## WHAT IS REQUIRED
Restate the data exactly as given and keep the pictures out.

## DATA SUPPLIED
# # # # #
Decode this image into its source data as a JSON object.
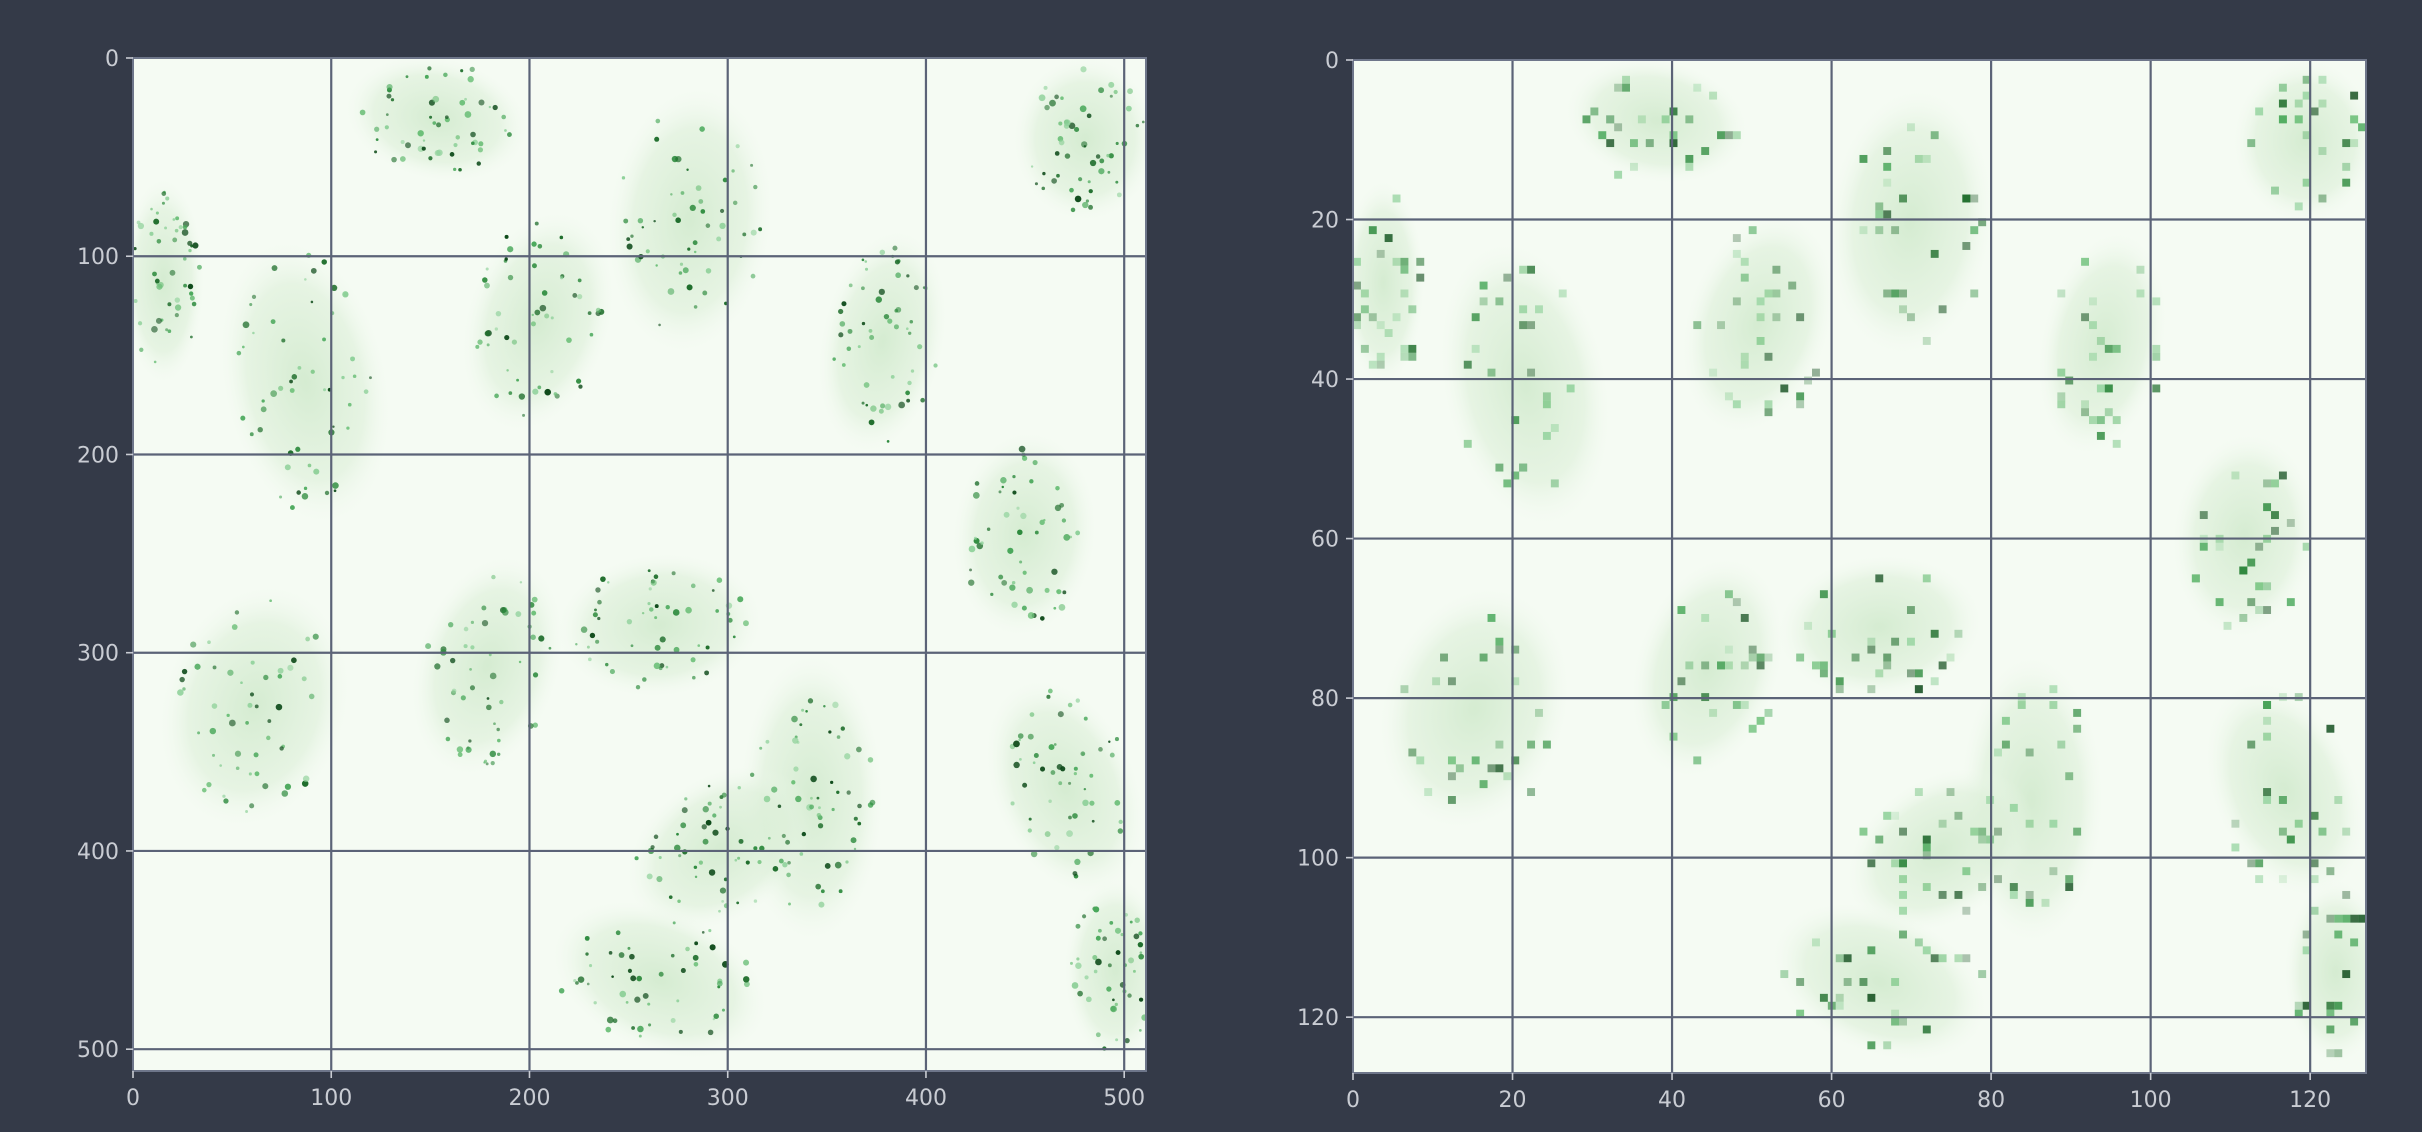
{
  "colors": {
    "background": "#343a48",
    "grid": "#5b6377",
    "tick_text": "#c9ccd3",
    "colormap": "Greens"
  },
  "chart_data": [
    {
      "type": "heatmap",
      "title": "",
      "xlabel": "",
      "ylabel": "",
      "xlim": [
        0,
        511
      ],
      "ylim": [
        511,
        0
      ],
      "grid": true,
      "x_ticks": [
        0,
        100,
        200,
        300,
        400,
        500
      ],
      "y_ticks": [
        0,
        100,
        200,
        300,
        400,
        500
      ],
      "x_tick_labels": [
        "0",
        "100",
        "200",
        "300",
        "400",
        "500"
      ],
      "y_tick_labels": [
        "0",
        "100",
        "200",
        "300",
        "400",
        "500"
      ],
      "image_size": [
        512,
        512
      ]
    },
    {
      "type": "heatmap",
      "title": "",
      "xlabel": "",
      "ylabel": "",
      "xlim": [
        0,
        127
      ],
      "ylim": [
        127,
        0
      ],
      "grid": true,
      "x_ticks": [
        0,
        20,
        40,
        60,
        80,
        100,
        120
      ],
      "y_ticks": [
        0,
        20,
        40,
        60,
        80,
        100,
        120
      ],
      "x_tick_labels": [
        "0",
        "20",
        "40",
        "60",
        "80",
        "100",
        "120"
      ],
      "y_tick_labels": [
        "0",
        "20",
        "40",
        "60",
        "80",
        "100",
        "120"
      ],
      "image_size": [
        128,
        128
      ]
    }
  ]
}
# # # # #
## ANSWER FOR THE TASK
Decode this image into its source data as a JSON object.
{
  "colors": {
    "background": "#343a48",
    "grid": "#5b6377",
    "tick_text": "#c9ccd3",
    "colormap": "Greens"
  },
  "chart_data": [
    {
      "type": "heatmap",
      "title": "",
      "xlabel": "",
      "ylabel": "",
      "xlim": [
        0,
        511
      ],
      "ylim": [
        511,
        0
      ],
      "grid": true,
      "x_ticks": [
        0,
        100,
        200,
        300,
        400,
        500
      ],
      "y_ticks": [
        0,
        100,
        200,
        300,
        400,
        500
      ],
      "x_tick_labels": [
        "0",
        "100",
        "200",
        "300",
        "400",
        "500"
      ],
      "y_tick_labels": [
        "0",
        "100",
        "200",
        "300",
        "400",
        "500"
      ],
      "image_size": [
        512,
        512
      ]
    },
    {
      "type": "heatmap",
      "title": "",
      "xlabel": "",
      "ylabel": "",
      "xlim": [
        0,
        127
      ],
      "ylim": [
        127,
        0
      ],
      "grid": true,
      "x_ticks": [
        0,
        20,
        40,
        60,
        80,
        100,
        120
      ],
      "y_ticks": [
        0,
        20,
        40,
        60,
        80,
        100,
        120
      ],
      "x_tick_labels": [
        "0",
        "20",
        "40",
        "60",
        "80",
        "100",
        "120"
      ],
      "y_tick_labels": [
        "0",
        "20",
        "40",
        "60",
        "80",
        "100",
        "120"
      ],
      "image_size": [
        128,
        128
      ]
    }
  ]
}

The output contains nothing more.